## BEGIN

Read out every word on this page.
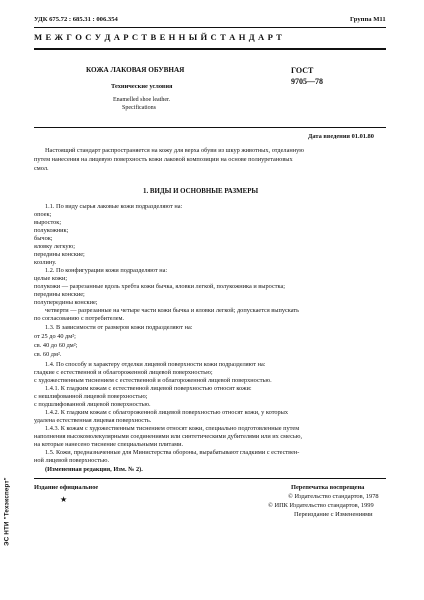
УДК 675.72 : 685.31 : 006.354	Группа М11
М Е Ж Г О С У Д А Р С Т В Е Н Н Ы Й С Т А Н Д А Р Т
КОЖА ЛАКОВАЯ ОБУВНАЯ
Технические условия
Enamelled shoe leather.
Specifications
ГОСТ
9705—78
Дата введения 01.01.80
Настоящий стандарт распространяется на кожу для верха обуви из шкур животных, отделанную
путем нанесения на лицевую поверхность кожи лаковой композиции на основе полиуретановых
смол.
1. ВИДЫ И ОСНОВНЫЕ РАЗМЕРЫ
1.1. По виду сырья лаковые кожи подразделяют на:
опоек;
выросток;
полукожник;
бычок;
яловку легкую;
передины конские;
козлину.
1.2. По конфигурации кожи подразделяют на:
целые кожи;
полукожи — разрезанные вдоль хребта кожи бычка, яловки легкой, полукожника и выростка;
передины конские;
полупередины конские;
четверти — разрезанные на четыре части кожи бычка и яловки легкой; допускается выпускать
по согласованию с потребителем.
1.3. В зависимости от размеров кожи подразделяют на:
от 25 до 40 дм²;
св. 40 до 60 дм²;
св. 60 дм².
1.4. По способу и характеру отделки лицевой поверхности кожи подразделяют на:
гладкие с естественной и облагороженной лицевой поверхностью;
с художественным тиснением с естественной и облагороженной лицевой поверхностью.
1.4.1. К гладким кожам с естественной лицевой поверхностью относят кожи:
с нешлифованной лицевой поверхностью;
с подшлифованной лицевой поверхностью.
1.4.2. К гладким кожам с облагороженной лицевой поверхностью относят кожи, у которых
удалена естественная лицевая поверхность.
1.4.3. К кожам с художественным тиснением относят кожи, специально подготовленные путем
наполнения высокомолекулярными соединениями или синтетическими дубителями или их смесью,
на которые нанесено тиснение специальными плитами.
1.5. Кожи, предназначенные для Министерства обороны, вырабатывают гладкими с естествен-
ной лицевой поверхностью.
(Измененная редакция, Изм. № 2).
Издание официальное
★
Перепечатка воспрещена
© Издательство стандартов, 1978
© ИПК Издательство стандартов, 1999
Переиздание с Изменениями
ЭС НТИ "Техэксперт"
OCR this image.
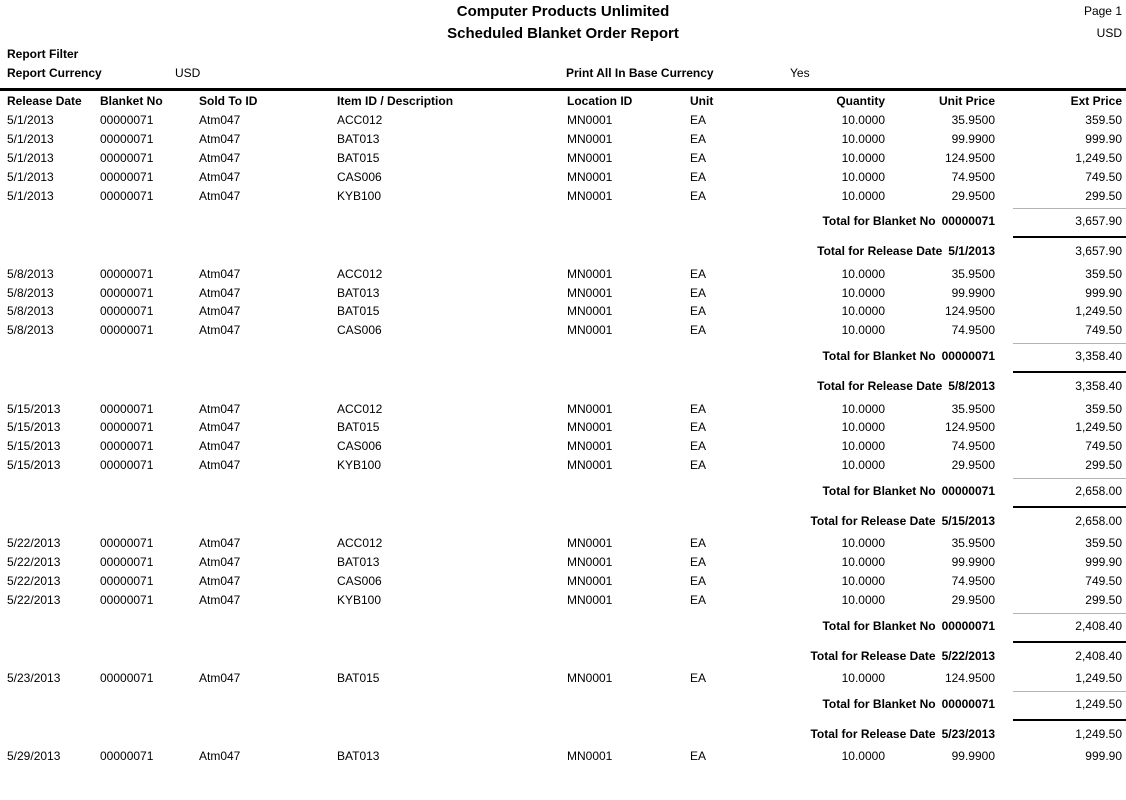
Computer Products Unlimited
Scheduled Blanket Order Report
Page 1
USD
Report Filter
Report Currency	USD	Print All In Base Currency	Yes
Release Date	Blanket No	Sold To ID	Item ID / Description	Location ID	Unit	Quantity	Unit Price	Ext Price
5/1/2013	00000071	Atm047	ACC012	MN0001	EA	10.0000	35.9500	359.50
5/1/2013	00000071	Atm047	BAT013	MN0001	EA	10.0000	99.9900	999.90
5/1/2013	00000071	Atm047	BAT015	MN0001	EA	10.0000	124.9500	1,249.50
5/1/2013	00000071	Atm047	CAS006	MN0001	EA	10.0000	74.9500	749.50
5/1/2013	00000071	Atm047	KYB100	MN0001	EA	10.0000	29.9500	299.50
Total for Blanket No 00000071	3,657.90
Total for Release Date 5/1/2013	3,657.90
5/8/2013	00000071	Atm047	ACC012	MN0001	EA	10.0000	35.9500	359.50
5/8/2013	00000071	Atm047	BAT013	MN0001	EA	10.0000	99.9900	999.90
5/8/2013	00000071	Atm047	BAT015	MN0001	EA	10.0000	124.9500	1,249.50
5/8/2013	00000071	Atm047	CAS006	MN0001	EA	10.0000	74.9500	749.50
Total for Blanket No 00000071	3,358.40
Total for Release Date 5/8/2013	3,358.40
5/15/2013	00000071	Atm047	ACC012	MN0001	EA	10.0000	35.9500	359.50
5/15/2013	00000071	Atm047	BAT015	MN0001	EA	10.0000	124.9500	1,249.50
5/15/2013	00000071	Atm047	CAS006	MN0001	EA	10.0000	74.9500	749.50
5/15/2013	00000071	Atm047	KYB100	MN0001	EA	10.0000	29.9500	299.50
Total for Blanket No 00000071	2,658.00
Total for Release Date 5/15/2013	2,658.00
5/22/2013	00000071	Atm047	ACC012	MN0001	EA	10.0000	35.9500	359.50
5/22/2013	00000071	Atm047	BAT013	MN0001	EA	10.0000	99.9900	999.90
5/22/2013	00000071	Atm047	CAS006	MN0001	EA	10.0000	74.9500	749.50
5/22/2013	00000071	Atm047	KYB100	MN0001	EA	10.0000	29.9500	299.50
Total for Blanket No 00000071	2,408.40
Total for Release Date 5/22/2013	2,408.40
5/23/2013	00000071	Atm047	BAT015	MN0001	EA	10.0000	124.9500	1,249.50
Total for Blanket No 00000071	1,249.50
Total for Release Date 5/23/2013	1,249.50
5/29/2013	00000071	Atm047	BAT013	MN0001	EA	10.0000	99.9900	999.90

## END

Restate the data above exactly, stripping out each image.

◆ Worked solution:
Read out every word on this page.
УДК 675.72 : 685.31 : 006.354	Группа М11
М Е Ж Г О С У Д А Р С Т В Е Н Н Ы Й С Т А Н Д А Р Т
КОЖА ЛАКОВАЯ ОБУВНАЯ
Технические условия
Enamelled shoe leather.
Specifications
ГОСТ
9705—78
Дата введения 01.01.80
Настоящий стандарт распространяется на кожу для верха обуви из шкур животных, отделанную
путем нанесения на лицевую поверхность кожи лаковой композиции на основе полиуретановых
смол.
1. ВИДЫ И ОСНОВНЫЕ РАЗМЕРЫ
1.1. По виду сырья лаковые кожи подразделяют на:
опоек;
выросток;
полукожник;
бычок;
яловку легкую;
передины конские;
козлину.
1.2. По конфигурации кожи подразделяют на:
целые кожи;
полукожи — разрезанные вдоль хребта кожи бычка, яловки легкой, полукожника и выростка;
передины конские;
полупередины конские;
четверти — разрезанные на четыре части кожи бычка и яловки легкой; допускается выпускать
по согласованию с потребителем.
1.3. В зависимости от размеров кожи подразделяют на:
от 25 до 40 дм²;
св. 40 до 60 дм²;
св. 60 дм².
1.4. По способу и характеру отделки лицевой поверхности кожи подразделяют на:
гладкие с естественной и облагороженной лицевой поверхностью;
с художественным тиснением с естественной и облагороженной лицевой поверхностью.
1.4.1. К гладким кожам с естественной лицевой поверхностью относят кожи:
с нешлифованной лицевой поверхностью;
с подшлифованной лицевой поверхностью.
1.4.2. К гладким кожам с облагороженной лицевой поверхностью относят кожи, у которых
удалена естественная лицевая поверхность.
1.4.3. К кожам с художественным тиснением относят кожи, специально подготовленные путем
наполнения высокомолекулярными соединениями или синтетическими дубителями или их смесью,
на которые нанесено тиснение специальными плитами.
1.5. Кожи, предназначенные для Министерства обороны, вырабатывают гладкими с естествен-
ной лицевой поверхностью.
(Измененная редакция, Изм. № 2).
Издание официальное
★
Перепечатка воспрещена
© Издательство стандартов, 1978
© ИПК Издательство стандартов, 1999
Переиздание с Изменениями
ЭС НТИ "Техэксперт"
OCR this image.
Computer Products Unlimited
Scheduled Blanket Order Report
Page 1
USD
Report Filter
Report Currency	USD	Print All In Base Currency	Yes
Release Date	Blanket No	Sold To ID	Item ID / Description	Location ID	Unit	Quantity	Unit Price	Ext Price
5/1/2013	00000071	Atm047	ACC012	MN0001	EA	10.0000	35.9500	359.50
5/1/2013	00000071	Atm047	BAT013	MN0001	EA	10.0000	99.9900	999.90
5/1/2013	00000071	Atm047	BAT015	MN0001	EA	10.0000	124.9500	1,249.50
5/1/2013	00000071	Atm047	CAS006	MN0001	EA	10.0000	74.9500	749.50
5/1/2013	00000071	Atm047	KYB100	MN0001	EA	10.0000	29.9500	299.50
Total for Blanket No 00000071	3,657.90
Total for Release Date 5/1/2013	3,657.90
5/8/2013	00000071	Atm047	ACC012	MN0001	EA	10.0000	35.9500	359.50
5/8/2013	00000071	Atm047	BAT013	MN0001	EA	10.0000	99.9900	999.90
5/8/2013	00000071	Atm047	BAT015	MN0001	EA	10.0000	124.9500	1,249.50
5/8/2013	00000071	Atm047	CAS006	MN0001	EA	10.0000	74.9500	749.50
Total for Blanket No 00000071	3,358.40
Total for Release Date 5/8/2013	3,358.40
5/15/2013	00000071	Atm047	ACC012	MN0001	EA	10.0000	35.9500	359.50
5/15/2013	00000071	Atm047	BAT015	MN0001	EA	10.0000	124.9500	1,249.50
5/15/2013	00000071	Atm047	CAS006	MN0001	EA	10.0000	74.9500	749.50
5/15/2013	00000071	Atm047	KYB100	MN0001	EA	10.0000	29.9500	299.50
Total for Blanket No 00000071	2,658.00
Total for Release Date 5/15/2013	2,658.00
5/22/2013	00000071	Atm047	ACC012	MN0001	EA	10.0000	35.9500	359.50
5/22/2013	00000071	Atm047	BAT013	MN0001	EA	10.0000	99.9900	999.90
5/22/2013	00000071	Atm047	CAS006	MN0001	EA	10.0000	74.9500	749.50
5/22/2013	00000071	Atm047	KYB100	MN0001	EA	10.0000	29.9500	299.50
Total for Blanket No 00000071	2,408.40
Total for Release Date 5/22/2013	2,408.40
5/23/2013	00000071	Atm047	BAT015	MN0001	EA	10.0000	124.9500	1,249.50
Total for Blanket No 00000071	1,249.50
Total for Release Date 5/23/2013	1,249.50
5/29/2013	00000071	Atm047	BAT013	MN0001	EA	10.0000	99.9900	999.90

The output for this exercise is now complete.